— START OF Entries shown —

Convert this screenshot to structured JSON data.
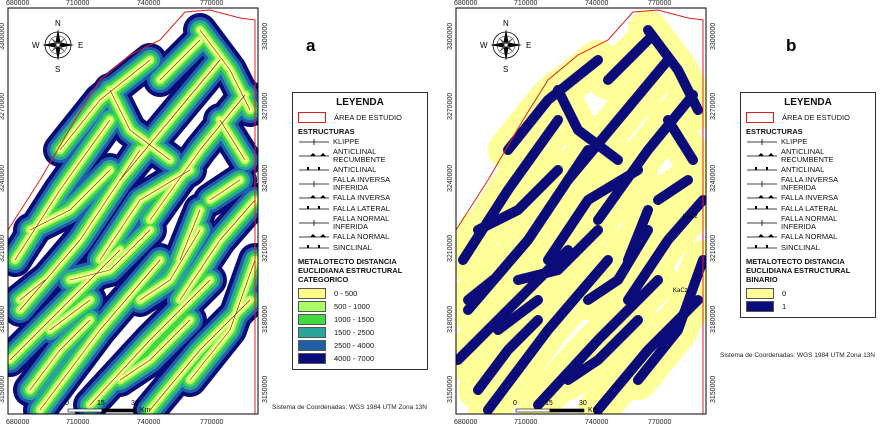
{
  "panels": [
    {
      "letter": "a",
      "x_ticks": [
        "680000",
        "710000",
        "740000",
        "770000"
      ],
      "y_ticks": [
        "3300000",
        "3270000",
        "3240000",
        "3210000",
        "3180000",
        "3150000"
      ],
      "compass": {
        "n": "N",
        "s": "S",
        "e": "E",
        "w": "W"
      },
      "scale": {
        "left": "0",
        "mid": "15",
        "right": "30",
        "unit": "Km"
      },
      "legend": {
        "title": "LEYENDA",
        "study_area": "ÁREA DE ESTUDIO",
        "structures_heading": "ESTRUCTURAS",
        "structures": [
          "KLIPPE",
          "ANTICLINAL RECUMBENTE",
          "ANTICLINAL",
          "FALLA INVERSA INFERIDA",
          "FALLA INVERSA",
          "FALLA LATERAL",
          "FALLA NORMAL INFERIDA",
          "FALLA NORMAL",
          "SINCLINAL"
        ],
        "metalotecto_heading": "METALOTECTO DISTANCIA EUCLIDIANA ESTRUCTURAL CATEGORICO",
        "classes": [
          {
            "label": "0 - 500",
            "color": "#ffff88"
          },
          {
            "label": "500 - 1000",
            "color": "#aaff66"
          },
          {
            "label": "1000 - 1500",
            "color": "#44d844"
          },
          {
            "label": "1500 - 2500",
            "color": "#2aa59a"
          },
          {
            "label": "2500 - 4000",
            "color": "#1f5fa8"
          },
          {
            "label": "4000 - 7000",
            "color": "#0b0b7a"
          }
        ]
      },
      "crs": "Sistema de Coordenadas: WGS 1984 UTM Zona 13N"
    },
    {
      "letter": "b",
      "x_ticks": [
        "680000",
        "710000",
        "740000",
        "770000"
      ],
      "y_ticks": [
        "3300000",
        "3270000",
        "3240000",
        "3210000",
        "3180000",
        "3150000"
      ],
      "compass": {
        "n": "N",
        "s": "S",
        "e": "E",
        "w": "W"
      },
      "scale": {
        "left": "0",
        "mid": "15",
        "right": "30",
        "unit": "Km"
      },
      "map_labels": [
        "KaCz",
        "KaCz"
      ],
      "legend": {
        "title": "LEYENDA",
        "study_area": "ÁREA DE ESTUDIO",
        "structures_heading": "ESTRUCTURAS",
        "structures": [
          "KLIPPE",
          "ANTICLINAL RECUMBENTE",
          "ANTICLINAL",
          "FALLA INVERSA INFERIDA",
          "FALLA INVERSA",
          "FALLA LATERAL",
          "FALLA NORMAL INFERIDA",
          "FALLA NORMAL",
          "SINCLINAL"
        ],
        "metalotecto_heading": "METALOTECTO DISTANCIA EUCLIDIANA ESTRUCTURAL BINARIO",
        "classes": [
          {
            "label": "0",
            "color": "#ffff99"
          },
          {
            "label": "1",
            "color": "#0b0b7a"
          }
        ]
      },
      "crs": "Sistema de Coordenadas: WGS 1984 UTM Zona 13N"
    }
  ],
  "colors": {
    "study_area_outline": "#e02020",
    "frame": "#000000"
  }
}
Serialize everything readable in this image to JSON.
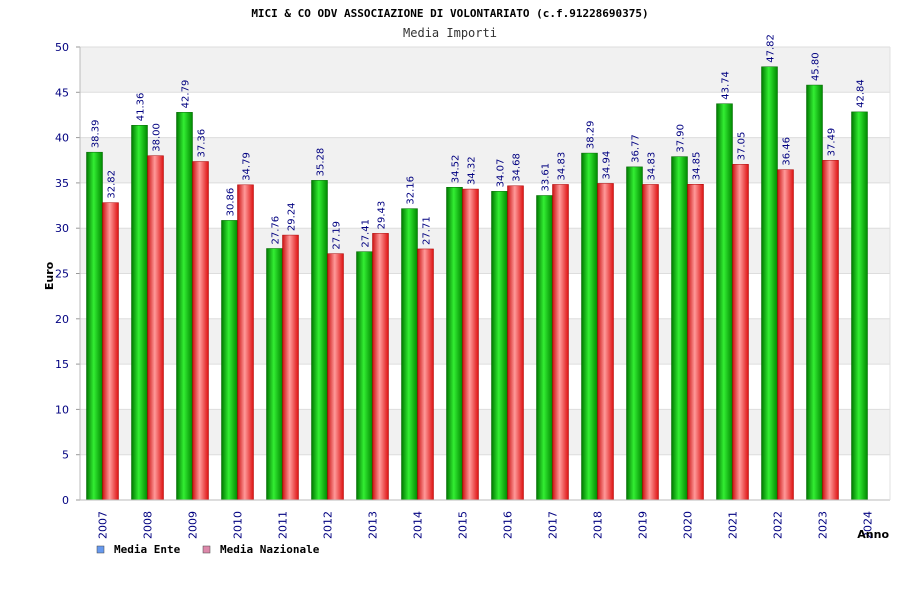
{
  "chart_data": {
    "type": "bar",
    "title": "MICI & CO ODV ASSOCIAZIONE DI VOLONTARIATO (c.f.91228690375)",
    "subtitle": "Media Importi",
    "xlabel": "Anno",
    "ylabel": "Euro",
    "ylim": [
      0,
      50
    ],
    "yticks": [
      "0",
      "5",
      "10",
      "15",
      "20",
      "25",
      "30",
      "35",
      "40",
      "45",
      "50"
    ],
    "grid": true,
    "legend_position": "bottom-left",
    "categories": [
      "2007",
      "2008",
      "2009",
      "2010",
      "2011",
      "2012",
      "2013",
      "2014",
      "2015",
      "2016",
      "2017",
      "2018",
      "2019",
      "2020",
      "2021",
      "2022",
      "2023",
      "2024"
    ],
    "series": [
      {
        "name": "Media Ente",
        "color": "#00bb00",
        "legend_color": "#6699ee",
        "values": [
          38.39,
          41.36,
          42.79,
          30.86,
          27.76,
          35.28,
          27.41,
          32.16,
          34.52,
          34.07,
          33.61,
          38.29,
          36.77,
          37.9,
          43.74,
          47.82,
          45.8,
          42.84
        ],
        "labels": [
          "38.39",
          "41.36",
          "42.79",
          "30.86",
          "27.76",
          "35.28",
          "27.41",
          "32.16",
          "34.52",
          "34.07",
          "33.61",
          "38.29",
          "36.77",
          "37.90",
          "43.74",
          "47.82",
          "45.80",
          "42.84"
        ]
      },
      {
        "name": "Media Nazionale",
        "color": "#ee2222",
        "legend_color": "#dd88aa",
        "values": [
          32.82,
          38.0,
          37.36,
          34.79,
          29.24,
          27.19,
          29.43,
          27.71,
          34.32,
          34.68,
          34.83,
          34.94,
          34.83,
          34.85,
          37.05,
          36.46,
          37.49,
          null
        ],
        "labels": [
          "32.82",
          "38.00",
          "37.36",
          "34.79",
          "29.24",
          "27.19",
          "29.43",
          "27.71",
          "34.32",
          "34.68",
          "34.83",
          "34.94",
          "34.83",
          "34.85",
          "37.05",
          "36.46",
          "37.49",
          ""
        ]
      }
    ]
  }
}
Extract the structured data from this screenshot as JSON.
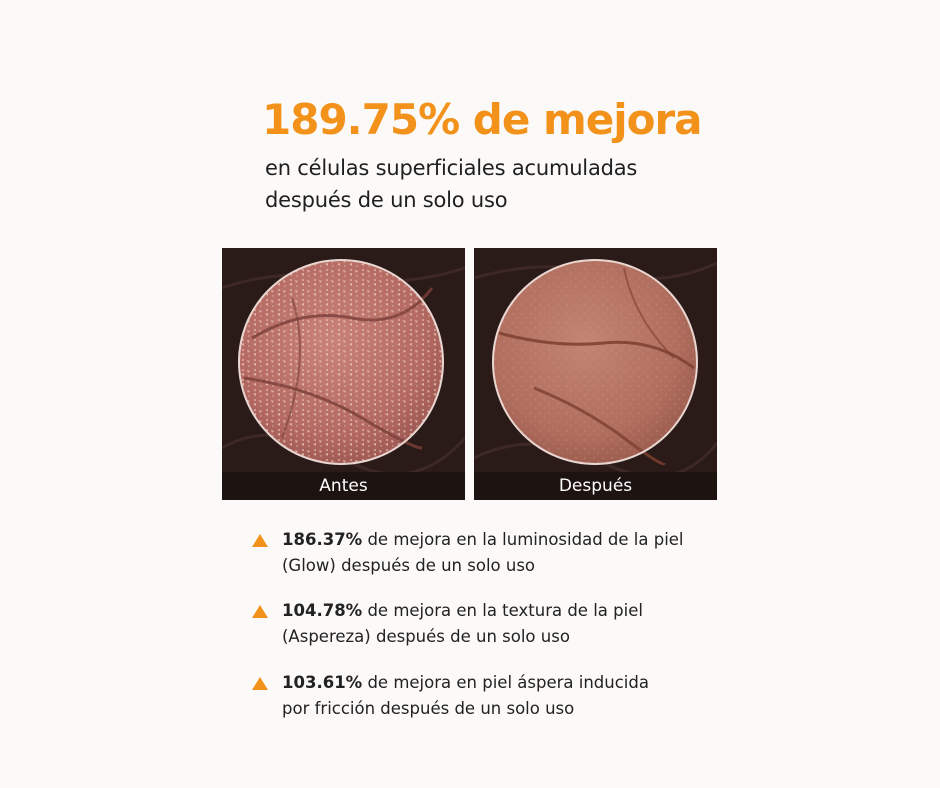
{
  "header": {
    "headline": "189.75% de mejora",
    "line1": "en células superficiales acumuladas",
    "line2": "después de un solo uso"
  },
  "panels": {
    "before_caption": "Antes",
    "after_caption": "Después"
  },
  "stats": [
    {
      "icon": "triangle-up-icon",
      "percent": "186.37%",
      "line1": " de mejora en la luminosidad de la piel",
      "line2": "(Glow) después de un solo uso"
    },
    {
      "icon": "triangle-up-icon",
      "percent": "104.78%",
      "line1": " de mejora en la textura de la piel",
      "line2": "(Aspereza) después de un solo uso"
    },
    {
      "icon": "triangle-up-icon",
      "percent": "103.61%",
      "line1": " de mejora en piel áspera inducida",
      "line2": "por fricción después de un solo uso"
    }
  ],
  "colors": {
    "accent": "#f2921a",
    "background": "#fcfaf8",
    "text": "#1f1f1f",
    "panel_dark": "#2c1c1a"
  }
}
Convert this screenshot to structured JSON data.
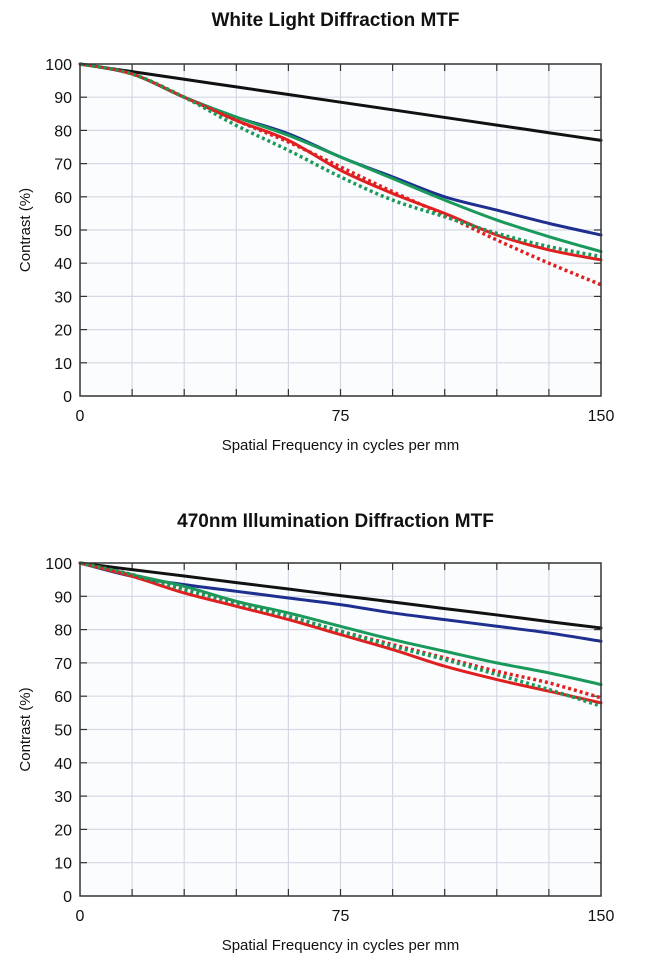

— END OF Entries shown —

Stated problem: Say how many lines have the string "METALOTECTO" in them, offering no words beyond the number.

Right answer: 2